_Problem description_
The entries below are to be written out again without alteration.

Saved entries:

________________________

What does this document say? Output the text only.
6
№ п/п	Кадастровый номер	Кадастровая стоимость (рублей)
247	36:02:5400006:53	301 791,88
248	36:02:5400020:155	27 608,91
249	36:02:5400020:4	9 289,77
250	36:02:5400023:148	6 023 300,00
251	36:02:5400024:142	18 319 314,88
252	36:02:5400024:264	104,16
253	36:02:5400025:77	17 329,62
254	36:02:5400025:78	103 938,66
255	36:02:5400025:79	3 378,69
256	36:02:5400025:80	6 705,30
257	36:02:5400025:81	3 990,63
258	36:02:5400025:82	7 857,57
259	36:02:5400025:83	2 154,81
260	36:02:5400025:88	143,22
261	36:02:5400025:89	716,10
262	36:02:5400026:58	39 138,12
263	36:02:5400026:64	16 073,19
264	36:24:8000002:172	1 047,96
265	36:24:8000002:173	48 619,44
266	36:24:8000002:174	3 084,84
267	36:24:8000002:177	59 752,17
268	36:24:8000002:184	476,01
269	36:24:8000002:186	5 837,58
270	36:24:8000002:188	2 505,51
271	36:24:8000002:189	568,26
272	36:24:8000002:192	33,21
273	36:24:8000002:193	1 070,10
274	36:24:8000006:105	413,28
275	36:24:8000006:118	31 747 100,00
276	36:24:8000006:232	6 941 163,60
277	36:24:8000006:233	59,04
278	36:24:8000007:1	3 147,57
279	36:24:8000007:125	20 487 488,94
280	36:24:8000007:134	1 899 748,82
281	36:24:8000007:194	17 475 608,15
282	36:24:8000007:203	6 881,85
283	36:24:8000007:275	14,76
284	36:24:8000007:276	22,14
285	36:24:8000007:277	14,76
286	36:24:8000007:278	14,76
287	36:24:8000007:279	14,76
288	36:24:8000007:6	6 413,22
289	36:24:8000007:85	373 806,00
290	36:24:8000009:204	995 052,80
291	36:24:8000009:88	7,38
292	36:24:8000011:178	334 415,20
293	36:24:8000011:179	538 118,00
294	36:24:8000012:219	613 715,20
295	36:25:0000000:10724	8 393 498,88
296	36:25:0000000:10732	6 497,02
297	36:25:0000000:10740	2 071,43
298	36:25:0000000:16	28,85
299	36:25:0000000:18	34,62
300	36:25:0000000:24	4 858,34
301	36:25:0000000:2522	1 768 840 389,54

________________________

_Exercise result_
What does this document say? Output the text only.
6
№ п/п	Кадастровый номер	Кадастровая стоимость (рублей)
247	36:02:5400006:53	301 791,88
248	36:02:5400020:155	27 608,91
249	36:02:5400020:4	9 289,77
250	36:02:5400023:148	6 023 300,00
251	36:02:5400024:142	18 319 314,88
252	36:02:5400024:264	104,16
253	36:02:5400025:77	17 329,62
254	36:02:5400025:78	103 938,66
255	36:02:5400025:79	3 378,69
256	36:02:5400025:80	6 705,30
257	36:02:5400025:81	3 990,63
258	36:02:5400025:82	7 857,57
259	36:02:5400025:83	2 154,81
260	36:02:5400025:88	143,22
261	36:02:5400025:89	716,10
262	36:02:5400026:58	39 138,12
263	36:02:5400026:64	16 073,19
264	36:24:8000002:172	1 047,96
265	36:24:8000002:173	48 619,44
266	36:24:8000002:174	3 084,84
267	36:24:8000002:177	59 752,17
268	36:24:8000002:184	476,01
269	36:24:8000002:186	5 837,58
270	36:24:8000002:188	2 505,51
271	36:24:8000002:189	568,26
272	36:24:8000002:192	33,21
273	36:24:8000002:193	1 070,10
274	36:24:8000006:105	413,28
275	36:24:8000006:118	31 747 100,00
276	36:24:8000006:232	6 941 163,60
277	36:24:8000006:233	59,04
278	36:24:8000007:1	3 147,57
279	36:24:8000007:125	20 487 488,94
280	36:24:8000007:134	1 899 748,82
281	36:24:8000007:194	17 475 608,15
282	36:24:8000007:203	6 881,85
283	36:24:8000007:275	14,76
284	36:24:8000007:276	22,14
285	36:24:8000007:277	14,76
286	36:24:8000007:278	14,76
287	36:24:8000007:279	14,76
288	36:24:8000007:6	6 413,22
289	36:24:8000007:85	373 806,00
290	36:24:8000009:204	995 052,80
291	36:24:8000009:88	7,38
292	36:24:8000011:178	334 415,20
293	36:24:8000011:179	538 118,00
294	36:24:8000012:219	613 715,20
295	36:25:0000000:10724	8 393 498,88
296	36:25:0000000:10732	6 497,02
297	36:25:0000000:10740	2 071,43
298	36:25:0000000:16	28,85
299	36:25:0000000:18	34,62
300	36:25:0000000:24	4 858,34
301	36:25:0000000:2522	1 768 840 389,54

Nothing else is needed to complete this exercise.